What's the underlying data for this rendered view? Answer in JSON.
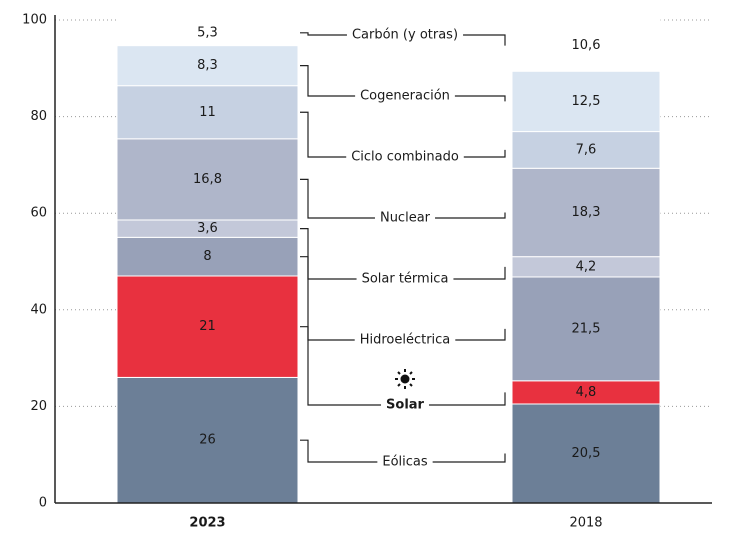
{
  "chart_data": {
    "type": "stacked_bar",
    "categories": [
      "2023",
      "2018"
    ],
    "ylim": [
      0,
      100
    ],
    "yticks": [
      0,
      20,
      40,
      60,
      80,
      100
    ],
    "grid": true,
    "series": [
      {
        "name": "Eólicas",
        "color": "#6c7f97",
        "values": [
          26,
          20.5
        ],
        "value_labels": [
          "26",
          "20,5"
        ]
      },
      {
        "name": "Solar",
        "color": "#e8313f",
        "values": [
          21,
          4.8
        ],
        "value_labels": [
          "21",
          "4,8"
        ]
      },
      {
        "name": "Hidroeléctrica",
        "color": "#98a1b8",
        "values": [
          8,
          21.5
        ],
        "value_labels": [
          "8",
          "21,5"
        ]
      },
      {
        "name": "Solar térmica",
        "color": "#c3c8d9",
        "values": [
          3.6,
          4.2
        ],
        "value_labels": [
          "3,6",
          "4,2"
        ]
      },
      {
        "name": "Nuclear",
        "color": "#afb6ca",
        "values": [
          16.8,
          18.3
        ],
        "value_labels": [
          "16,8",
          "18,3"
        ]
      },
      {
        "name": "Ciclo combinado",
        "color": "#c6d1e2",
        "values": [
          11,
          7.6
        ],
        "value_labels": [
          "11",
          "7,6"
        ]
      },
      {
        "name": "Cogeneración",
        "color": "#dbe6f2",
        "values": [
          8.3,
          12.5
        ],
        "value_labels": [
          "8,3",
          "12,5"
        ]
      },
      {
        "name": "Carbón (y otras)",
        "color": "#ffffff",
        "values": [
          5.3,
          10.6
        ],
        "value_labels": [
          "5,3",
          "10,6"
        ]
      }
    ]
  }
}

====================

-- What is required --
Identify the lines of the data that contain the word "color". Copy each of them.

-- Exercise solution --
        "color": "#6c7f97",
        "color": "#e8313f",
        "color": "#98a1b8",
        "color": "#c3c8d9",
        "color": "#afb6ca",
        "color": "#c6d1e2",
        "color": "#dbe6f2",
        "color": "#ffffff",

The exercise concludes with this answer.